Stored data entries
····················
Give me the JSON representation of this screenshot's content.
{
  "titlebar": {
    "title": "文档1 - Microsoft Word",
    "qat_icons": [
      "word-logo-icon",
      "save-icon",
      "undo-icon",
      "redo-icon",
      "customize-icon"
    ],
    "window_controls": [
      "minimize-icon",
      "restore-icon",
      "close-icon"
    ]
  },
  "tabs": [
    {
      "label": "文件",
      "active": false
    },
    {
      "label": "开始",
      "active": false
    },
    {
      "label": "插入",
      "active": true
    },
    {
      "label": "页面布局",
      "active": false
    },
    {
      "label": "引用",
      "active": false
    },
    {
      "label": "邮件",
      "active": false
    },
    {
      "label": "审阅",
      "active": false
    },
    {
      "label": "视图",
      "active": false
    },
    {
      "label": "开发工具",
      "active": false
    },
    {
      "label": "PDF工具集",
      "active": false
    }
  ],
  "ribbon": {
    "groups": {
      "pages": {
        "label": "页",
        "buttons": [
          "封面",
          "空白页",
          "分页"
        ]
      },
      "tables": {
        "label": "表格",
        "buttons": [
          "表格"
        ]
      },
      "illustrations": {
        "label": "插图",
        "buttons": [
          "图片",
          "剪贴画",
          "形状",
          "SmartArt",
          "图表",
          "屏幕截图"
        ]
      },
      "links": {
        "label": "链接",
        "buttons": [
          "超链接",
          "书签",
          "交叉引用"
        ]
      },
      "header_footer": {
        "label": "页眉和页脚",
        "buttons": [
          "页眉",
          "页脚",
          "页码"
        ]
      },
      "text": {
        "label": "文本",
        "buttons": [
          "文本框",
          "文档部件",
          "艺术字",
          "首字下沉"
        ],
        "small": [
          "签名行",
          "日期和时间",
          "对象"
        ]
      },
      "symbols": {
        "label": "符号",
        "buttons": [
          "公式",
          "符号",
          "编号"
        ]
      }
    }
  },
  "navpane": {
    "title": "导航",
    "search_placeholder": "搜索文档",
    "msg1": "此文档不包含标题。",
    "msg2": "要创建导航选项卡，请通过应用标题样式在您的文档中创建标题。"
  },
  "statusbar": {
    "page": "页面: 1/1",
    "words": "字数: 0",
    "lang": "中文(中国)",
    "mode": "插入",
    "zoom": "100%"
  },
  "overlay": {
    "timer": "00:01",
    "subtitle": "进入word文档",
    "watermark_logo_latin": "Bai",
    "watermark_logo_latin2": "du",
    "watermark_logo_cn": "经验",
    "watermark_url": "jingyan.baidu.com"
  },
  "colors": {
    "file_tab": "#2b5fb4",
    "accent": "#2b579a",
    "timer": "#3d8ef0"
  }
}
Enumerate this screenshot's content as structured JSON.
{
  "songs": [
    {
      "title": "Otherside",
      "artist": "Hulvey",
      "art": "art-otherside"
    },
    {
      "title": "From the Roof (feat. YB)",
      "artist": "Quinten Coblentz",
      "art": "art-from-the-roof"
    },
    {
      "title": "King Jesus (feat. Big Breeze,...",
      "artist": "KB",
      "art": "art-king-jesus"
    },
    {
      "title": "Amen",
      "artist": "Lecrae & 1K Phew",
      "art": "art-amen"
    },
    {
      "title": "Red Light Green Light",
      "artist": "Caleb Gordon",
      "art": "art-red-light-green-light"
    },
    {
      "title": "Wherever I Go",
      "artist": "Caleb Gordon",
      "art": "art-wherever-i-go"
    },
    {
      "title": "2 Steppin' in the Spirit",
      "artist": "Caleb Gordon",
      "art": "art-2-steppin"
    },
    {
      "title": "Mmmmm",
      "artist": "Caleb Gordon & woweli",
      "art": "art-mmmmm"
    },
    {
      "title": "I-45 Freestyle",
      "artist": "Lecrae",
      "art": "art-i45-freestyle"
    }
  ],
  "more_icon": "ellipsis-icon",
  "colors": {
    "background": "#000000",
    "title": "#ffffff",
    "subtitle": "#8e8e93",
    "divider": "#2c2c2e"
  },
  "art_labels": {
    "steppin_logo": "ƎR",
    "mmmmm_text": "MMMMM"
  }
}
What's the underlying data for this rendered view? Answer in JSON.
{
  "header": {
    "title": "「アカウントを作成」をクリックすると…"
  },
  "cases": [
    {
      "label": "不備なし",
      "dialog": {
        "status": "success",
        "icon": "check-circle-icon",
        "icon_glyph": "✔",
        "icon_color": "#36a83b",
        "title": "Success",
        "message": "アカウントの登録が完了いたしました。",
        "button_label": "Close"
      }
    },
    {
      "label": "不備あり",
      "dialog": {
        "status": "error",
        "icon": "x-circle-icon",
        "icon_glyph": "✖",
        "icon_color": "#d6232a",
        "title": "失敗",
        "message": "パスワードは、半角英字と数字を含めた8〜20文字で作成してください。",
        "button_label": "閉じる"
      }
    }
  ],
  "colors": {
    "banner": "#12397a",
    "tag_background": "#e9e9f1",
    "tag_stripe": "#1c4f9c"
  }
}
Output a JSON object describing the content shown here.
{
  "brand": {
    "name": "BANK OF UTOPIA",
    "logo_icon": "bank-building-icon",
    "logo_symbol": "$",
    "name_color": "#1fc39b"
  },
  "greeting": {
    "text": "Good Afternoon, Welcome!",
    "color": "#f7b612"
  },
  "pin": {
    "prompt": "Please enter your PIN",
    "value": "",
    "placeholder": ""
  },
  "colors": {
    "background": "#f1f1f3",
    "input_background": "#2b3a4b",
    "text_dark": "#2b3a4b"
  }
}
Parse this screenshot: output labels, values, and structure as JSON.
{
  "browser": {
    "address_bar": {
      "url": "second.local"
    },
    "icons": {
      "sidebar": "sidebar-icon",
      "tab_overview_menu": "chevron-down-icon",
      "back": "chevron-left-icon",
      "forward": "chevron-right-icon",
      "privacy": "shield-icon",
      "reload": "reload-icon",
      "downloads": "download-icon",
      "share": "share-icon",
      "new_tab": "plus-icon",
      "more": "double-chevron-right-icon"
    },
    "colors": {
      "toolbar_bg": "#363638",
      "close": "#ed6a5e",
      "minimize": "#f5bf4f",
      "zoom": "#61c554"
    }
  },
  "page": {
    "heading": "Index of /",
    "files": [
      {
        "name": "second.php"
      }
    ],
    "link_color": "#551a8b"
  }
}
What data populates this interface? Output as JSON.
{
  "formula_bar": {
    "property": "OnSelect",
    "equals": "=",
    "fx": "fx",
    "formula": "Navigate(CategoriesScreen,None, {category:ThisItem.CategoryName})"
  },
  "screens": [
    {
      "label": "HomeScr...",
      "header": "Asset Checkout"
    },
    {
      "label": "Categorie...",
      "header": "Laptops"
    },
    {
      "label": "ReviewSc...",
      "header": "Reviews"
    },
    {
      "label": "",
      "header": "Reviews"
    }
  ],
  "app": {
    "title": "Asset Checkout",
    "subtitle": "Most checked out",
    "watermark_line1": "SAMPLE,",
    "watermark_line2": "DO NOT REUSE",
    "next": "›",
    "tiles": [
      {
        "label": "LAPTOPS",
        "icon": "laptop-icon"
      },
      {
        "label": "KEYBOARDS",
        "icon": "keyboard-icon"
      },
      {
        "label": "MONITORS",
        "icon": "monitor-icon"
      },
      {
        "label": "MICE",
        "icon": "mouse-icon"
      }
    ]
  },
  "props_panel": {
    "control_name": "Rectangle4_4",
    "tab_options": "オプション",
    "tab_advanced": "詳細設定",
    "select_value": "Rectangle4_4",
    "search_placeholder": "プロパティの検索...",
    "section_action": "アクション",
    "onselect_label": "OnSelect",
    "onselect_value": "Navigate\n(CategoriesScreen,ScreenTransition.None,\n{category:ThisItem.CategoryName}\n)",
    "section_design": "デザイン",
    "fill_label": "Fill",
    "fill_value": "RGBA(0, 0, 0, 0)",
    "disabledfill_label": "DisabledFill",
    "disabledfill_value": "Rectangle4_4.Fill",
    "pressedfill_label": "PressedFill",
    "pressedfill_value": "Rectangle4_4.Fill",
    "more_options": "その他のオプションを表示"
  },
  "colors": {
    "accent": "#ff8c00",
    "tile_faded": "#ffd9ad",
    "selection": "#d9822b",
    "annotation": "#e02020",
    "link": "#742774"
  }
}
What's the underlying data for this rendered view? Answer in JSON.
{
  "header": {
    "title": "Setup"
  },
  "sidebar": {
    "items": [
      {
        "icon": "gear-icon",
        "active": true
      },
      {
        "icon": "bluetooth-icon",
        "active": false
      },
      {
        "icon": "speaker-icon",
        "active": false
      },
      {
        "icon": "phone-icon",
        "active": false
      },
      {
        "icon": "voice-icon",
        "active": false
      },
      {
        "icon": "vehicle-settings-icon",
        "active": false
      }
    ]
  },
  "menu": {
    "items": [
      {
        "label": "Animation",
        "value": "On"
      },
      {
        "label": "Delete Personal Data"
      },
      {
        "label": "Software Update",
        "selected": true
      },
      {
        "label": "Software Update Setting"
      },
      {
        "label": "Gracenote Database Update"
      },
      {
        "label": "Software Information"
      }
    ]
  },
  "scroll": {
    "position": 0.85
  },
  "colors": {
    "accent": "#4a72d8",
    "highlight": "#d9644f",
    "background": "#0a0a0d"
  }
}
····················
TO BE DONE:
Copy out each line that contains the word "Checkout".

RESPONSE:
      "header": "Asset Checkout"
    "title": "Asset Checkout",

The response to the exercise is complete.